# Start of EXERCISE DATA

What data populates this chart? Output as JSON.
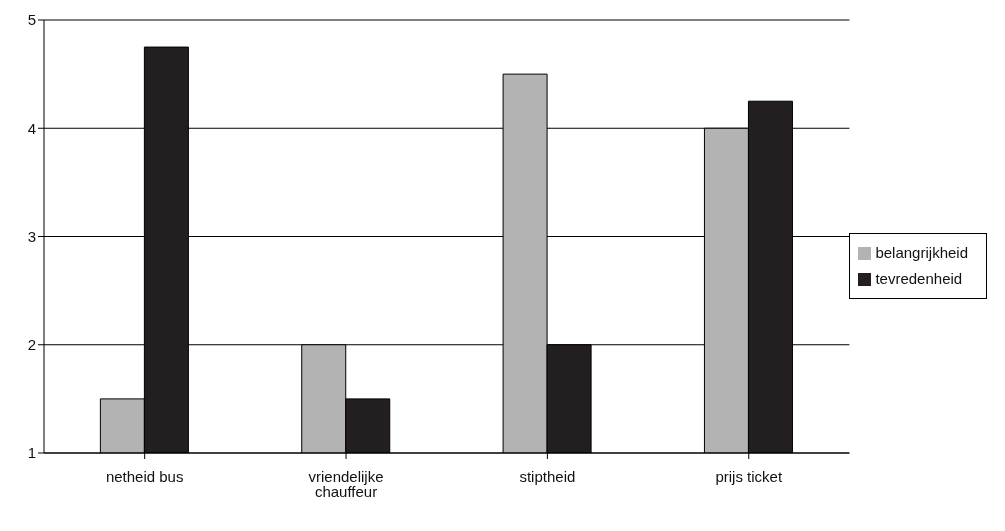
{
  "chart_data": {
    "type": "bar",
    "categories": [
      "netheid bus",
      "vriendelijke chauffeur",
      "stiptheid",
      "prijs ticket"
    ],
    "series": [
      {
        "name": "belangrijkheid",
        "color": "#b3b3b3",
        "values": [
          1.5,
          2,
          4.5,
          4
        ]
      },
      {
        "name": "tevredenheid",
        "color": "#231f20",
        "values": [
          4.75,
          1.5,
          2,
          4.25
        ]
      }
    ],
    "ylim": [
      1,
      5
    ],
    "yticks": [
      1,
      2,
      3,
      4,
      5
    ],
    "grid": "y",
    "legend": "right"
  }
}
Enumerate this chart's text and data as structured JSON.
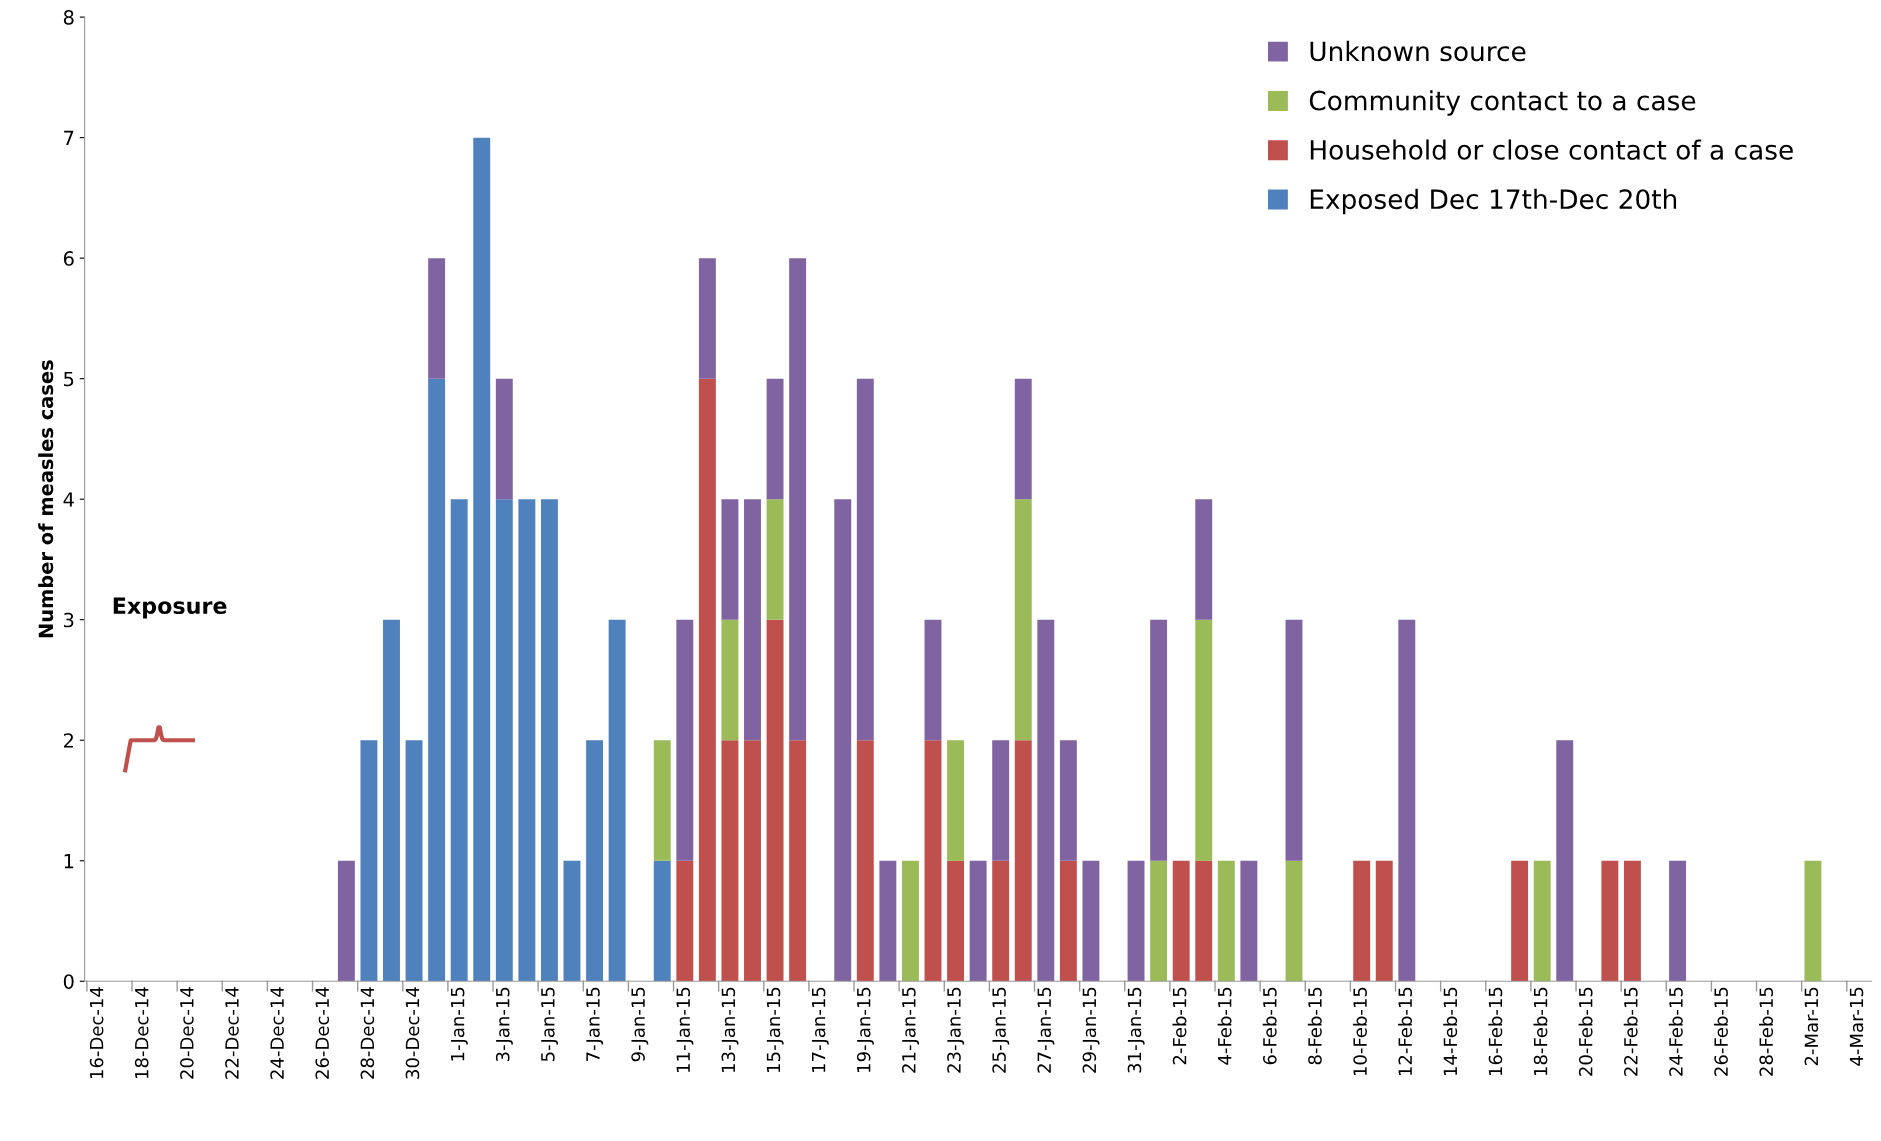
{
  "chart_data": {
    "type": "bar",
    "stacked": true,
    "ylabel": "Number of measles cases",
    "categories": [
      "16-Dec-14",
      null,
      "18-Dec-14",
      null,
      "20-Dec-14",
      null,
      "22-Dec-14",
      null,
      "24-Dec-14",
      null,
      "26-Dec-14",
      null,
      "28-Dec-14",
      null,
      "30-Dec-14",
      null,
      "1-Jan-15",
      null,
      "3-Jan-15",
      null,
      "5-Jan-15",
      null,
      "7-Jan-15",
      null,
      "9-Jan-15",
      null,
      "11-Jan-15",
      null,
      "13-Jan-15",
      null,
      "15-Jan-15",
      null,
      "17-Jan-15",
      null,
      "19-Jan-15",
      null,
      "21-Jan-15",
      null,
      "23-Jan-15",
      null,
      "25-Jan-15",
      null,
      "27-Jan-15",
      null,
      "29-Jan-15",
      null,
      "31-Jan-15",
      null,
      "2-Feb-15",
      null,
      "4-Feb-15",
      null,
      "6-Feb-15",
      null,
      "8-Feb-15",
      null,
      "10-Feb-15",
      null,
      "12-Feb-15",
      null,
      "14-Feb-15",
      null,
      "16-Feb-15",
      null,
      "18-Feb-15",
      null,
      "20-Feb-15",
      null,
      "22-Feb-15",
      null,
      "24-Feb-15",
      null,
      "26-Feb-15",
      null,
      "28-Feb-15",
      null,
      "2-Mar-15",
      null,
      "4-Mar-15"
    ],
    "series": [
      {
        "name": "Exposed Dec 17th-Dec 20th",
        "color": "#4f81bd",
        "values": [
          0,
          0,
          0,
          0,
          0,
          0,
          0,
          0,
          0,
          0,
          0,
          0,
          2,
          3,
          2,
          5,
          4,
          7,
          4,
          4,
          4,
          1,
          2,
          3,
          0,
          1,
          0,
          0,
          0,
          0,
          0,
          0,
          0,
          0,
          0,
          0,
          0,
          0,
          0,
          0,
          0,
          0,
          0,
          0,
          0,
          0,
          0,
          0,
          0,
          0,
          0,
          0,
          0,
          0,
          0,
          0,
          0,
          0,
          0,
          0,
          0,
          0,
          0,
          0,
          0,
          0,
          0,
          0,
          0,
          0,
          0,
          0,
          0,
          0,
          0,
          0,
          0,
          0,
          0
        ]
      },
      {
        "name": "Household or close contact of a case",
        "color": "#c0504d",
        "values": [
          0,
          0,
          0,
          0,
          0,
          0,
          0,
          0,
          0,
          0,
          0,
          0,
          0,
          0,
          0,
          0,
          0,
          0,
          0,
          0,
          0,
          0,
          0,
          0,
          0,
          0,
          1,
          5,
          2,
          2,
          3,
          2,
          0,
          0,
          2,
          0,
          0,
          2,
          1,
          0,
          1,
          2,
          0,
          1,
          0,
          0,
          0,
          0,
          1,
          1,
          0,
          0,
          0,
          0,
          0,
          0,
          1,
          1,
          0,
          0,
          0,
          0,
          0,
          1,
          0,
          0,
          0,
          1,
          1,
          0,
          0,
          0,
          0,
          0,
          0,
          0,
          0,
          0,
          0
        ]
      },
      {
        "name": "Community contact to a case",
        "color": "#9bbb59",
        "values": [
          0,
          0,
          0,
          0,
          0,
          0,
          0,
          0,
          0,
          0,
          0,
          0,
          0,
          0,
          0,
          0,
          0,
          0,
          0,
          0,
          0,
          0,
          0,
          0,
          0,
          1,
          0,
          0,
          1,
          0,
          1,
          0,
          0,
          0,
          0,
          0,
          1,
          0,
          1,
          0,
          0,
          2,
          0,
          0,
          0,
          0,
          0,
          1,
          0,
          2,
          1,
          0,
          0,
          1,
          0,
          0,
          0,
          0,
          0,
          0,
          0,
          0,
          0,
          0,
          1,
          0,
          0,
          0,
          0,
          0,
          0,
          0,
          0,
          0,
          0,
          0,
          1,
          0,
          0
        ]
      },
      {
        "name": "Unknown source",
        "color": "#8064a2",
        "values": [
          0,
          0,
          0,
          0,
          0,
          0,
          0,
          0,
          0,
          0,
          0,
          1,
          0,
          0,
          0,
          1,
          0,
          0,
          1,
          0,
          0,
          0,
          0,
          0,
          0,
          0,
          2,
          1,
          1,
          2,
          1,
          4,
          0,
          4,
          3,
          1,
          0,
          1,
          0,
          1,
          1,
          1,
          3,
          1,
          1,
          0,
          1,
          2,
          0,
          1,
          0,
          1,
          0,
          2,
          0,
          0,
          0,
          0,
          3,
          0,
          0,
          0,
          0,
          0,
          0,
          2,
          0,
          0,
          0,
          0,
          1,
          0,
          0,
          0,
          0,
          0,
          0,
          0,
          0
        ]
      }
    ],
    "ylim": [
      0,
      8
    ],
    "yticks": [
      0,
      1,
      2,
      3,
      4,
      5,
      6,
      7,
      8
    ],
    "grid": false,
    "legend": "top right",
    "annotations": [
      "Exposure"
    ]
  }
}
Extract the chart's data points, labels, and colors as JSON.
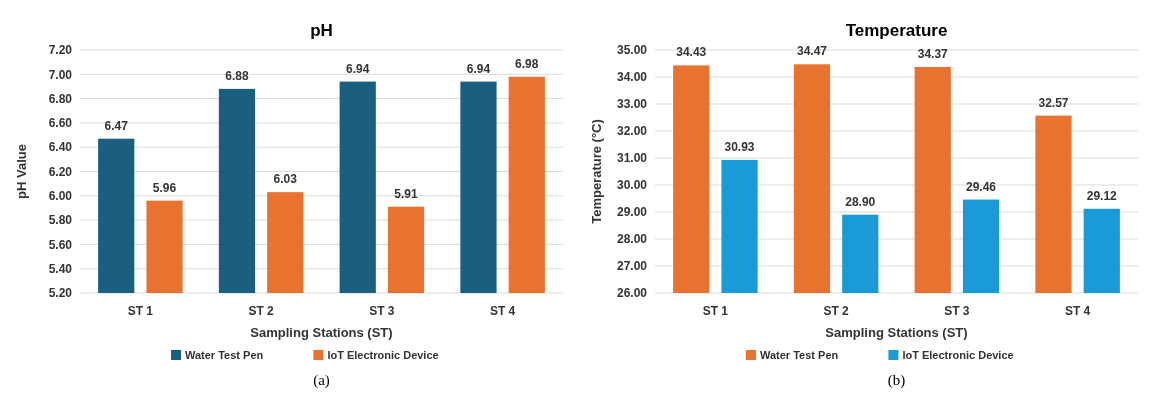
{
  "chart_data": [
    {
      "type": "bar",
      "title": "pH",
      "xlabel": "Sampling Stations (ST)",
      "ylabel": "pH Value",
      "categories": [
        "ST 1",
        "ST 2",
        "ST 3",
        "ST 4"
      ],
      "series": [
        {
          "name": "Water Test Pen",
          "color": "#1b5f80",
          "values": [
            6.47,
            6.88,
            6.94,
            6.94
          ]
        },
        {
          "name": "IoT Electronic Device",
          "color": "#e8722f",
          "values": [
            5.96,
            6.03,
            5.91,
            6.98
          ]
        }
      ],
      "ylim": [
        5.2,
        7.2
      ],
      "yticks": [
        {
          "value": 5.2,
          "label": "5.20"
        },
        {
          "value": 5.4,
          "label": "5.40"
        },
        {
          "value": 5.6,
          "label": "5.60"
        },
        {
          "value": 5.8,
          "label": "5.80"
        },
        {
          "value": 6,
          "label": "6.00"
        },
        {
          "value": 6.2,
          "label": "6.20"
        },
        {
          "value": 6.4,
          "label": "6.40"
        },
        {
          "value": 6.6,
          "label": "6.60"
        },
        {
          "value": 6.8,
          "label": "6.80"
        },
        {
          "value": 7,
          "label": "7.00"
        },
        {
          "value": 7.2,
          "label": "7.20"
        }
      ],
      "grid": "y",
      "legend": "bottom",
      "data_labels": true,
      "annotations": [
        "(a)"
      ]
    },
    {
      "type": "bar",
      "title": "Temperature",
      "xlabel": "Sampling Stations (ST)",
      "ylabel": "Temperature (°C)",
      "categories": [
        "ST 1",
        "ST 2",
        "ST 3",
        "ST 4"
      ],
      "series": [
        {
          "name": "Water Test Pen",
          "color": "#e8722f",
          "values": [
            34.43,
            34.47,
            34.37,
            32.57
          ],
          "value_labels": [
            "34.43",
            "34.47",
            "34.37",
            "32.57"
          ]
        },
        {
          "name": "IoT Electronic Device",
          "color": "#1a9bd7",
          "values": [
            30.93,
            28.9,
            29.46,
            29.12
          ],
          "value_labels": [
            "30.93",
            "28.90",
            "29.46",
            "29.12"
          ]
        }
      ],
      "ylim": [
        26,
        35
      ],
      "yticks": [
        {
          "value": 26,
          "label": "26.00"
        },
        {
          "value": 27,
          "label": "27.00"
        },
        {
          "value": 28,
          "label": "28.00"
        },
        {
          "value": 29,
          "label": "29.00"
        },
        {
          "value": 30,
          "label": "30.00"
        },
        {
          "value": 31,
          "label": "31.00"
        },
        {
          "value": 32,
          "label": "32.00"
        },
        {
          "value": 33,
          "label": "33.00"
        },
        {
          "value": 34,
          "label": "34.00"
        },
        {
          "value": 35,
          "label": "35.00"
        }
      ],
      "grid": "y",
      "legend": "bottom",
      "annotations": [
        "(b)"
      ]
    }
  ]
}
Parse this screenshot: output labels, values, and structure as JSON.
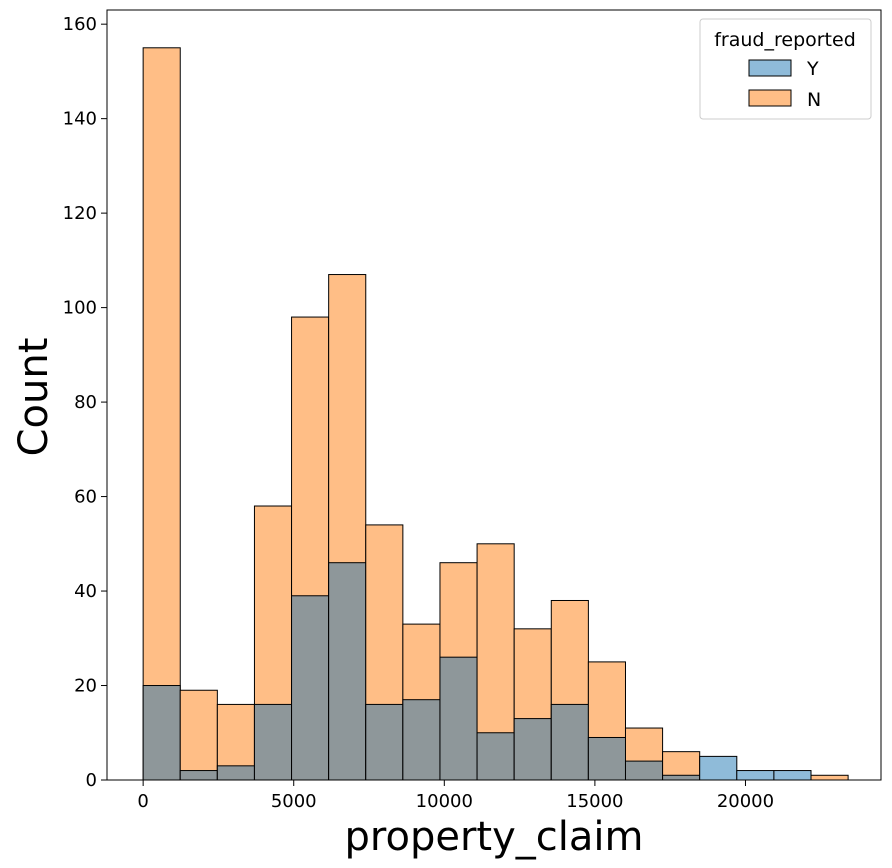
{
  "chart_data": {
    "type": "bar",
    "subtype": "overlaid-histogram",
    "title": "",
    "xlabel": "property_claim",
    "ylabel": "Count",
    "bin_width": 1232,
    "bin_start": 0,
    "xlim": [
      -1200,
      24500
    ],
    "ylim": [
      0,
      163
    ],
    "x_ticks": [
      0,
      5000,
      10000,
      15000,
      20000
    ],
    "x_tick_labels": [
      "0",
      "5000",
      "10000",
      "15000",
      "20000"
    ],
    "y_ticks": [
      0,
      20,
      40,
      60,
      80,
      100,
      120,
      140,
      160
    ],
    "y_tick_labels": [
      "0",
      "20",
      "40",
      "60",
      "80",
      "100",
      "120",
      "140",
      "160"
    ],
    "grid": false,
    "legend": {
      "title": "fraud_reported",
      "placement": "top-right",
      "entries": [
        {
          "label": "Y",
          "color": "#1f77b4"
        },
        {
          "label": "N",
          "color": "#ff7f0e"
        }
      ]
    },
    "series": [
      {
        "name": "N",
        "color": "#ffbe86",
        "values": [
          155,
          19,
          16,
          58,
          98,
          107,
          54,
          33,
          46,
          50,
          32,
          38,
          25,
          11,
          6,
          0,
          0,
          0,
          1
        ]
      },
      {
        "name": "Y",
        "color": "#8fbbd9",
        "values": [
          20,
          2,
          3,
          16,
          39,
          46,
          16,
          17,
          26,
          10,
          13,
          16,
          9,
          4,
          1,
          5,
          2,
          2,
          0
        ]
      }
    ],
    "overlap_color": "#8e979a",
    "edge_color": "#000000"
  }
}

# End of EXERCISE DATA

EXERCISE GOAL →
What is the number of lines in the records above that include the word "legend"? Reply with that number and nothing more.

WRITTEN SOLUTION →
5